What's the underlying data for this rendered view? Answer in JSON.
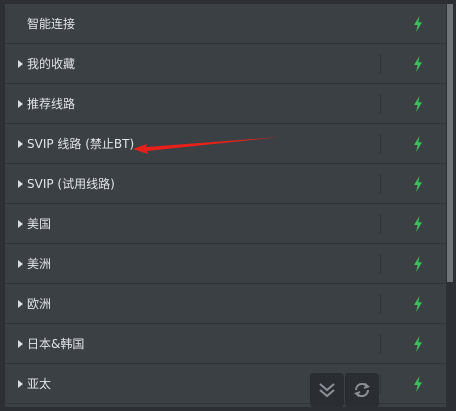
{
  "rows": [
    {
      "label": "智能连接",
      "has_caret": false
    },
    {
      "label": "我的收藏",
      "has_caret": true
    },
    {
      "label": "推荐线路",
      "has_caret": true
    },
    {
      "label": "SVIP 线路 (禁止BT)",
      "has_caret": true
    },
    {
      "label": "SVIP (试用线路)",
      "has_caret": true
    },
    {
      "label": "美国",
      "has_caret": true
    },
    {
      "label": "美洲",
      "has_caret": true
    },
    {
      "label": "欧洲",
      "has_caret": true
    },
    {
      "label": "日本&韩国",
      "has_caret": true
    },
    {
      "label": "亚太",
      "has_caret": true
    }
  ],
  "icons": {
    "row_action": "lightning-bolt-icon",
    "expand": "double-chevron-down-icon",
    "refresh": "refresh-icon",
    "row_caret": "caret-right-icon",
    "annotation": "red-arrow"
  },
  "colors": {
    "background": "#2c3034",
    "list_background": "#3b4045",
    "text": "#e2e5e8",
    "bolt": "#3fbf5a",
    "annotation_arrow": "#e8201a"
  }
}
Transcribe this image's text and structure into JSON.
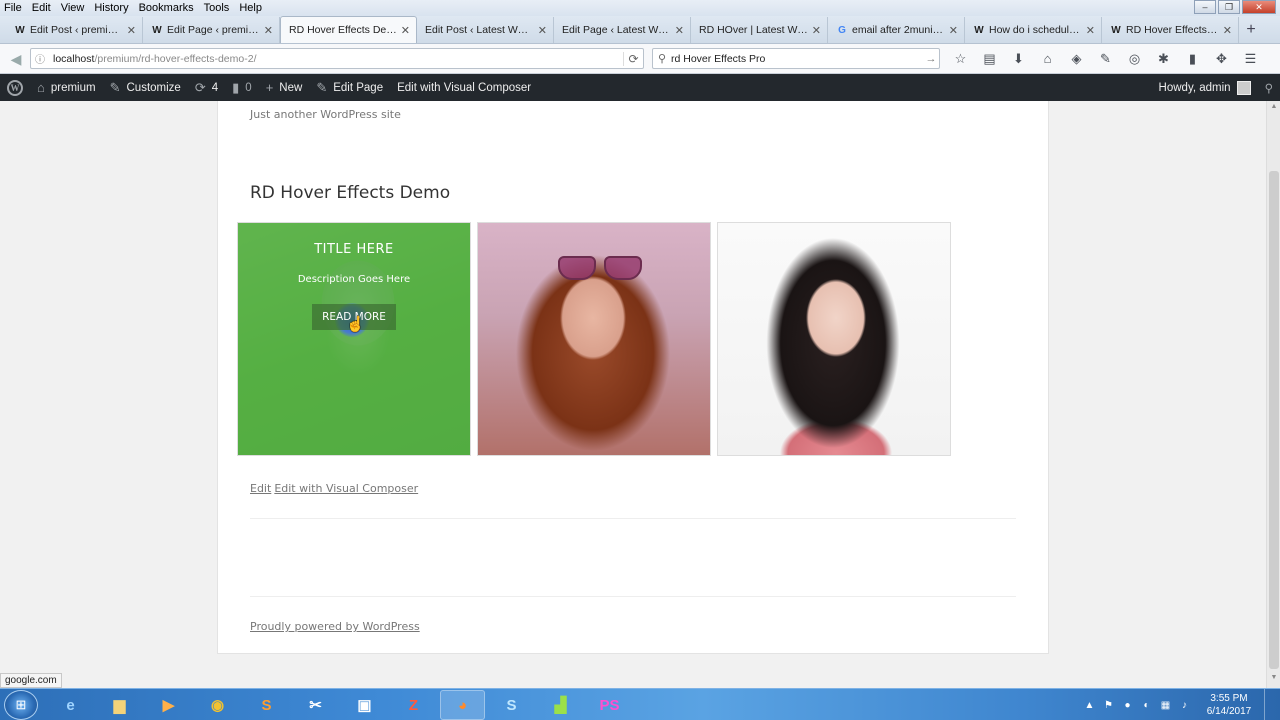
{
  "menubar": [
    "File",
    "Edit",
    "View",
    "History",
    "Bookmarks",
    "Tools",
    "Help"
  ],
  "tabs": [
    {
      "title": "Edit Post ‹ premium — ...",
      "favicon": "W",
      "active": false
    },
    {
      "title": "Edit Page ‹ premium —...",
      "favicon": "W",
      "active": false
    },
    {
      "title": "RD Hover Effects Demo...",
      "favicon": "",
      "active": true
    },
    {
      "title": "Edit Post ‹ Latest Word...",
      "favicon": "W",
      "active": false
    },
    {
      "title": "Edit Page ‹ Latest Word...",
      "favicon": "W",
      "active": false
    },
    {
      "title": "RD HOver | Latest Word...",
      "favicon": "",
      "active": false
    },
    {
      "title": "email after 2munite...",
      "favicon": "G",
      "active": false
    },
    {
      "title": "How do i schedule ...",
      "favicon": "W",
      "active": false
    },
    {
      "title": "RD Hover Effects: T...",
      "favicon": "W",
      "active": false
    }
  ],
  "nav": {
    "url_host": "localhost",
    "url_path": "/premium/rd-hover-effects-demo-2/",
    "search_value": "rd Hover Effects Pro"
  },
  "wpbar": {
    "site_name": "premium",
    "customize": "Customize",
    "updates_count": "4",
    "comments_count": "0",
    "new_label": "New",
    "edit_page": "Edit Page",
    "edit_vc": "Edit with Visual Composer",
    "howdy": "Howdy, admin"
  },
  "page": {
    "tagline": "Just another WordPress site",
    "title": "RD Hover Effects Demo",
    "overlay_title": "TITLE HERE",
    "overlay_desc": "Description Goes Here",
    "overlay_button": "READ MORE",
    "edit_link": "Edit",
    "edit_vc_link": "Edit with Visual Composer",
    "footer": "Proudly powered by WordPress"
  },
  "status_url": "google.com",
  "taskbar": {
    "time": "3:55 PM",
    "date": "6/14/2017"
  },
  "colors": {
    "overlay_green": "#4caf3c",
    "admin_bar": "#23282d",
    "taskbar": "#3f8ad6"
  }
}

-.-.-

■ WHAT TO PRODUCE: Please transcribe the material above exactly as written. Leave the pictures out.

■ RESPONSE TO THIS EXERCISE:
What's the underlying data for this rendered view? Answer in JSON.
{
  "rows": [
    {
      "label": "智能连接",
      "has_caret": false
    },
    {
      "label": "我的收藏",
      "has_caret": true
    },
    {
      "label": "推荐线路",
      "has_caret": true
    },
    {
      "label": "SVIP 线路 (禁止BT)",
      "has_caret": true
    },
    {
      "label": "SVIP (试用线路)",
      "has_caret": true
    },
    {
      "label": "美国",
      "has_caret": true
    },
    {
      "label": "美洲",
      "has_caret": true
    },
    {
      "label": "欧洲",
      "has_caret": true
    },
    {
      "label": "日本&韩国",
      "has_caret": true
    },
    {
      "label": "亚太",
      "has_caret": true
    }
  ],
  "icons": {
    "row_action": "lightning-bolt-icon",
    "expand": "double-chevron-down-icon",
    "refresh": "refresh-icon",
    "row_caret": "caret-right-icon",
    "annotation": "red-arrow"
  },
  "colors": {
    "background": "#2c3034",
    "list_background": "#3b4045",
    "text": "#e2e5e8",
    "bolt": "#3fbf5a",
    "annotation_arrow": "#e8201a"
  }
}
Transcribe this image's text and structure into JSON.
{
  "menubar": [
    "File",
    "Edit",
    "View",
    "History",
    "Bookmarks",
    "Tools",
    "Help"
  ],
  "tabs": [
    {
      "title": "Edit Post ‹ premium — ...",
      "favicon": "W",
      "active": false
    },
    {
      "title": "Edit Page ‹ premium —...",
      "favicon": "W",
      "active": false
    },
    {
      "title": "RD Hover Effects Demo...",
      "favicon": "",
      "active": true
    },
    {
      "title": "Edit Post ‹ Latest Word...",
      "favicon": "W",
      "active": false
    },
    {
      "title": "Edit Page ‹ Latest Word...",
      "favicon": "W",
      "active": false
    },
    {
      "title": "RD HOver | Latest Word...",
      "favicon": "",
      "active": false
    },
    {
      "title": "email after 2munite...",
      "favicon": "G",
      "active": false
    },
    {
      "title": "How do i schedule ...",
      "favicon": "W",
      "active": false
    },
    {
      "title": "RD Hover Effects: T...",
      "favicon": "W",
      "active": false
    }
  ],
  "nav": {
    "url_host": "localhost",
    "url_path": "/premium/rd-hover-effects-demo-2/",
    "search_value": "rd Hover Effects Pro"
  },
  "wpbar": {
    "site_name": "premium",
    "customize": "Customize",
    "updates_count": "4",
    "comments_count": "0",
    "new_label": "New",
    "edit_page": "Edit Page",
    "edit_vc": "Edit with Visual Composer",
    "howdy": "Howdy, admin"
  },
  "page": {
    "tagline": "Just another WordPress site",
    "title": "RD Hover Effects Demo",
    "overlay_title": "TITLE HERE",
    "overlay_desc": "Description Goes Here",
    "overlay_button": "READ MORE",
    "edit_link": "Edit",
    "edit_vc_link": "Edit with Visual Composer",
    "footer": "Proudly powered by WordPress"
  },
  "status_url": "google.com",
  "taskbar": {
    "time": "3:55 PM",
    "date": "6/14/2017"
  },
  "colors": {
    "overlay_green": "#4caf3c",
    "admin_bar": "#23282d",
    "taskbar": "#3f8ad6"
  }
}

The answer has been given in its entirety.